▶ _Goal_
Reproduce all the entries exactly and keep the pictures out.

▶ _Data to process_
▽

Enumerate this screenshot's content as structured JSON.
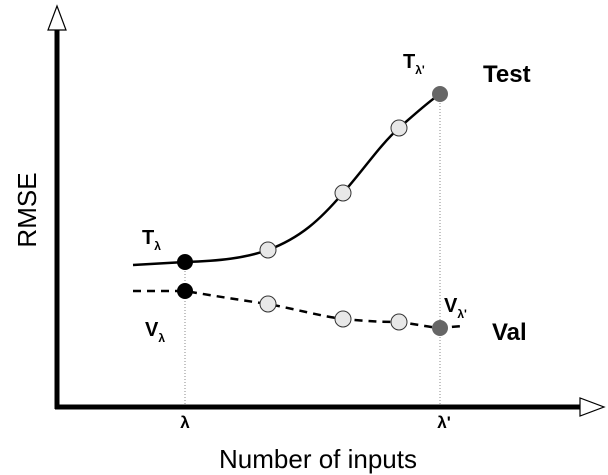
{
  "axes": {
    "y_label": "RMSE",
    "x_label": "Number of inputs",
    "ticks": [
      "λ",
      "λ'"
    ]
  },
  "series": [
    {
      "name": "Test"
    },
    {
      "name": "Val"
    }
  ],
  "points": [
    {
      "main": "T",
      "sub": "λ"
    },
    {
      "main": "T",
      "sub": "λ'"
    },
    {
      "main": "V",
      "sub": "λ"
    },
    {
      "main": "V",
      "sub": "λ'"
    }
  ]
}
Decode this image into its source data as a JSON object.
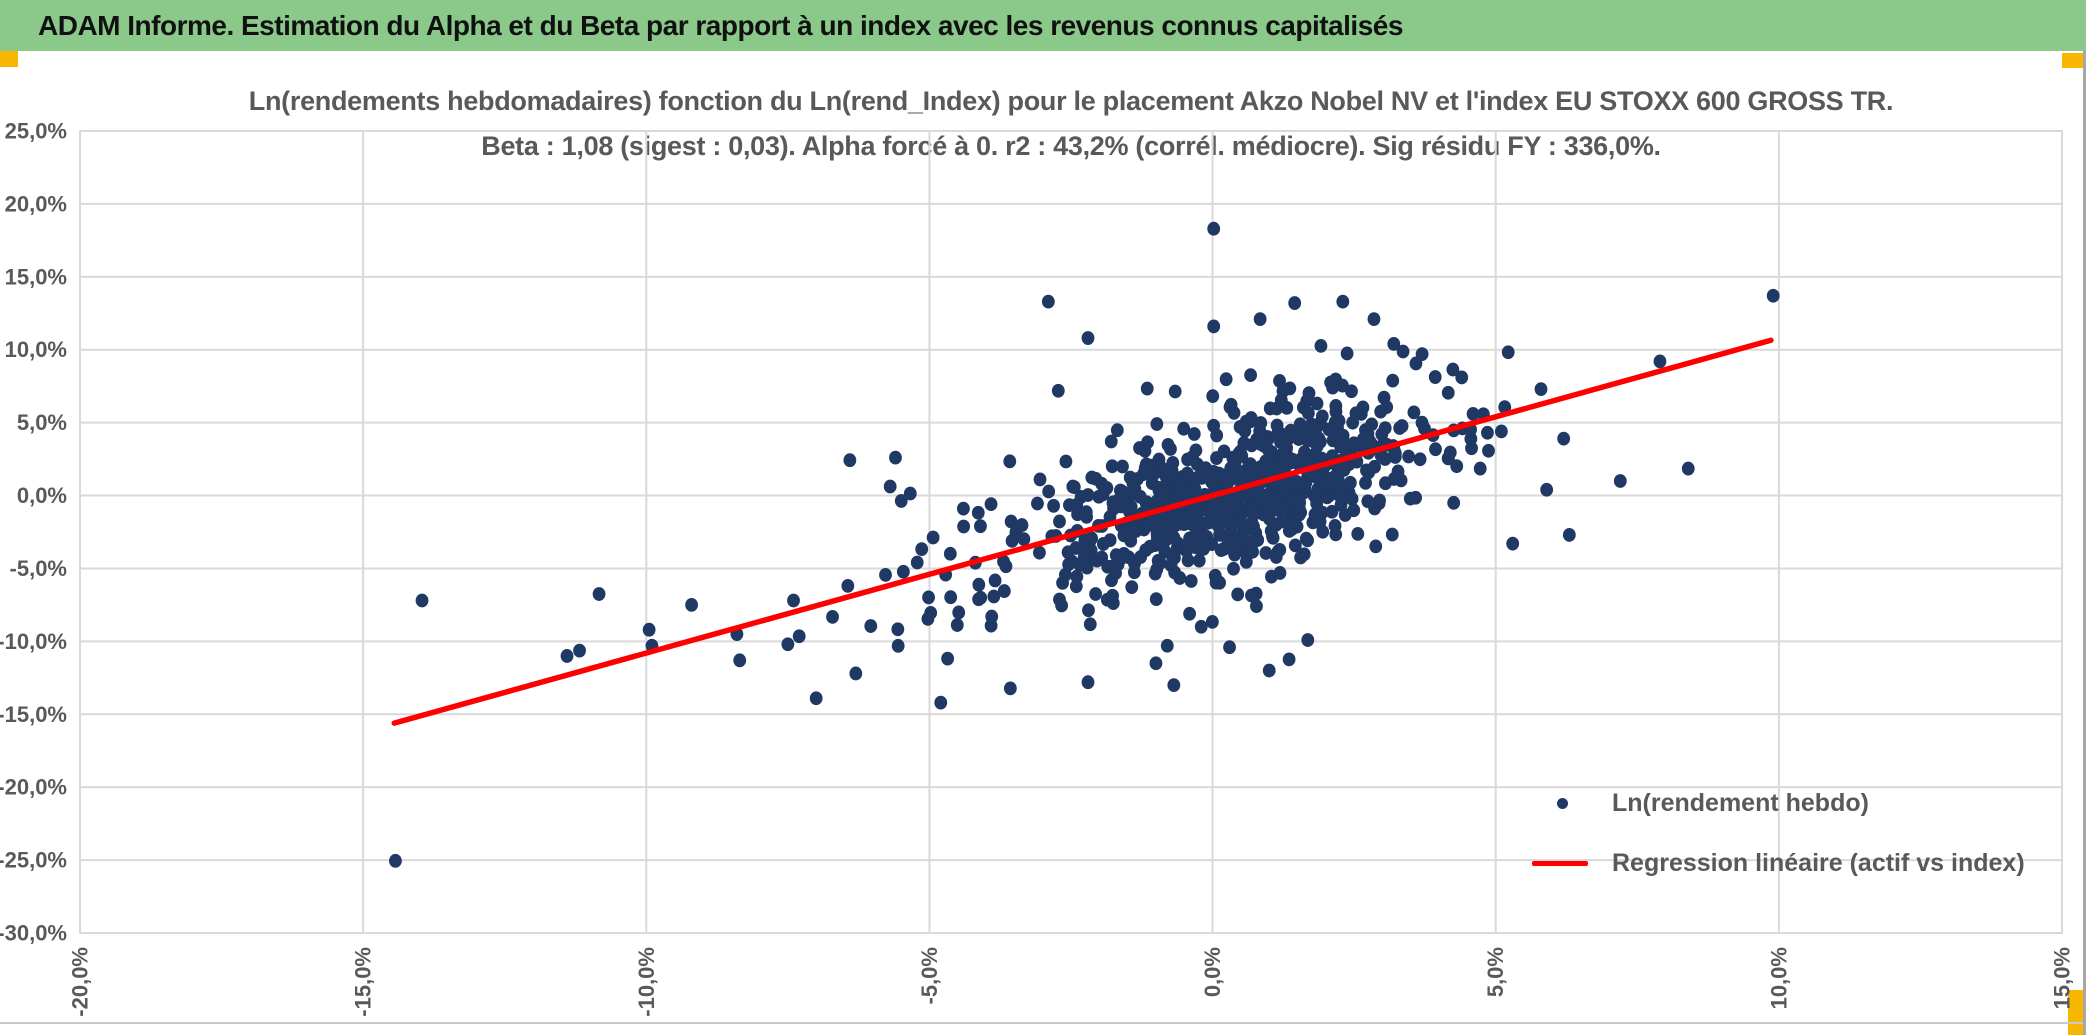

△

▶ _Result_
Enumerate this screenshot's content as structured JSON.
{
  "axes": {
    "y_label": "RMSE",
    "x_label": "Number of inputs",
    "ticks": [
      "λ",
      "λ'"
    ]
  },
  "series": [
    {
      "name": "Test"
    },
    {
      "name": "Val"
    }
  ],
  "points": [
    {
      "main": "T",
      "sub": "λ"
    },
    {
      "main": "T",
      "sub": "λ'"
    },
    {
      "main": "V",
      "sub": "λ"
    },
    {
      "main": "V",
      "sub": "λ'"
    }
  ]
}
Decode this image into its source data as a JSON object.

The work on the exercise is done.